Saved data entries:
*-*-*

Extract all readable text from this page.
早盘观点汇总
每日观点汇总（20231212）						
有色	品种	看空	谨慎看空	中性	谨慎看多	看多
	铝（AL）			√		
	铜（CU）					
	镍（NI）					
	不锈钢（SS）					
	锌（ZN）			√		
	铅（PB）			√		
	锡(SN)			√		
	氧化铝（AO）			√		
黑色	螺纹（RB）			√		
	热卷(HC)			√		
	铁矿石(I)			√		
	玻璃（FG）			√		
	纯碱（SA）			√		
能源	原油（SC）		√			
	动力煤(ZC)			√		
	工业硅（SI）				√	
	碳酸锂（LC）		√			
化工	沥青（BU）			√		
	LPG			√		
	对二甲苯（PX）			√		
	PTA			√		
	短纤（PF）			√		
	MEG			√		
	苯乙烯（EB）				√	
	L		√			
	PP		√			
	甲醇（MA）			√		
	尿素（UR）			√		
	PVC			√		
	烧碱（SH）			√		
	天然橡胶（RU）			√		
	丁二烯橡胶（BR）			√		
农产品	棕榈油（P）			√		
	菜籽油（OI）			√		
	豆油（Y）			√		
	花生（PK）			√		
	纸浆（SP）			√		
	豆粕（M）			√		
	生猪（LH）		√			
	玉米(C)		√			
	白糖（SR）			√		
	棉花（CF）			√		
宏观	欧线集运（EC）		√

*-*-*

■ Aim of the exercise ■
Would you copy out each line exactly as written?

■ Expected answer ■
Extract all readable text from this page.
早盘观点汇总
每日观点汇总（20231212）						
有色	品种	看空	谨慎看空	中性	谨慎看多	看多
	铝（AL）			√		
	铜（CU）					
	镍（NI）					
	不锈钢（SS）					
	锌（ZN）			√		
	铅（PB）			√		
	锡(SN)			√		
	氧化铝（AO）			√		
黑色	螺纹（RB）			√		
	热卷(HC)			√		
	铁矿石(I)			√		
	玻璃（FG）			√		
	纯碱（SA）			√		
能源	原油（SC）		√			
	动力煤(ZC)			√		
	工业硅（SI）				√	
	碳酸锂（LC）		√			
化工	沥青（BU）			√		
	LPG			√		
	对二甲苯（PX）			√		
	PTA			√		
	短纤（PF）			√		
	MEG			√		
	苯乙烯（EB）				√	
	L		√			
	PP		√			
	甲醇（MA）			√		
	尿素（UR）			√		
	PVC			√		
	烧碱（SH）			√		
	天然橡胶（RU）			√		
	丁二烯橡胶（BR）			√		
农产品	棕榈油（P）			√		
	菜籽油（OI）			√		
	豆油（Y）			√		
	花生（PK）			√		
	纸浆（SP）			√		
	豆粕（M）			√		
	生猪（LH）		√			
	玉米(C)		√			
	白糖（SR）			√		
	棉花（CF）			√		
宏观	欧线集运（EC）		√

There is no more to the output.